## START Records for the exercise

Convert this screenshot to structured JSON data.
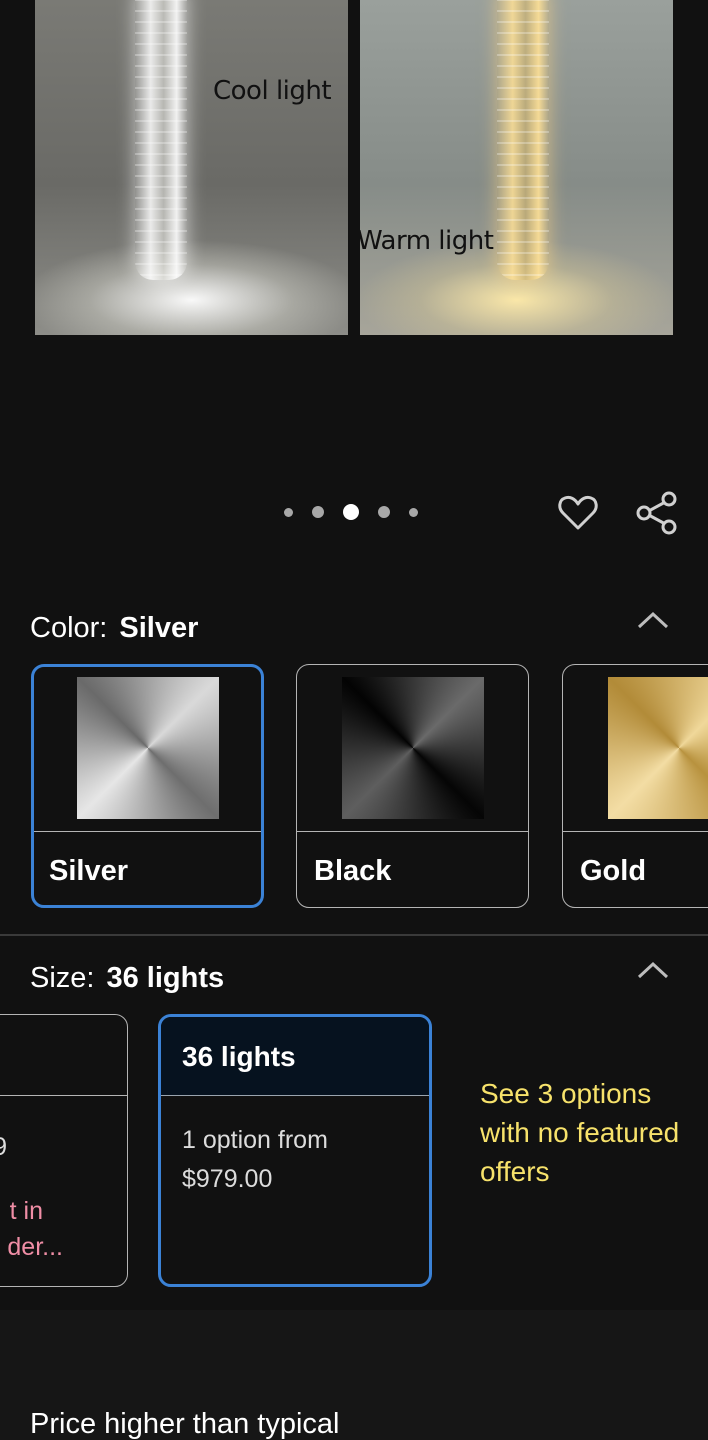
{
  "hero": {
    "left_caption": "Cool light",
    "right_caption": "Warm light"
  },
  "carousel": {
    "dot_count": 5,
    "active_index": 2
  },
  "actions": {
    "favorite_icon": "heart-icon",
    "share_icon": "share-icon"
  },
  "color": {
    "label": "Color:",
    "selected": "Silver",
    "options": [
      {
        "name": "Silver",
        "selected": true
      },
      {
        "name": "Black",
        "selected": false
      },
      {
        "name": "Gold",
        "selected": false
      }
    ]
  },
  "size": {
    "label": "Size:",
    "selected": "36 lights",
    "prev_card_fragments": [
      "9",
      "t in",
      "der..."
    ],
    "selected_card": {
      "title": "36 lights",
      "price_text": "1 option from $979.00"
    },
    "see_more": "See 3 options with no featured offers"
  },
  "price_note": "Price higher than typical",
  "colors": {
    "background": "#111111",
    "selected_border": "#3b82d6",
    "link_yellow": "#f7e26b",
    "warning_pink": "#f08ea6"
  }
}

## END Records for the exercise

- _Task goal_:
Using the material above, set down every line exactly, but skip the pictures.

- _Result for this task_:
Convert this screenshot to structured JSON data.
{
  "hero": {
    "left_caption": "Cool light",
    "right_caption": "Warm light"
  },
  "carousel": {
    "dot_count": 5,
    "active_index": 2
  },
  "actions": {
    "favorite_icon": "heart-icon",
    "share_icon": "share-icon"
  },
  "color": {
    "label": "Color:",
    "selected": "Silver",
    "options": [
      {
        "name": "Silver",
        "selected": true
      },
      {
        "name": "Black",
        "selected": false
      },
      {
        "name": "Gold",
        "selected": false
      }
    ]
  },
  "size": {
    "label": "Size:",
    "selected": "36 lights",
    "prev_card_fragments": [
      "9",
      "t in",
      "der..."
    ],
    "selected_card": {
      "title": "36 lights",
      "price_text": "1 option from $979.00"
    },
    "see_more": "See 3 options with no featured offers"
  },
  "price_note": "Price higher than typical",
  "colors": {
    "background": "#111111",
    "selected_border": "#3b82d6",
    "link_yellow": "#f7e26b",
    "warning_pink": "#f08ea6"
  }
}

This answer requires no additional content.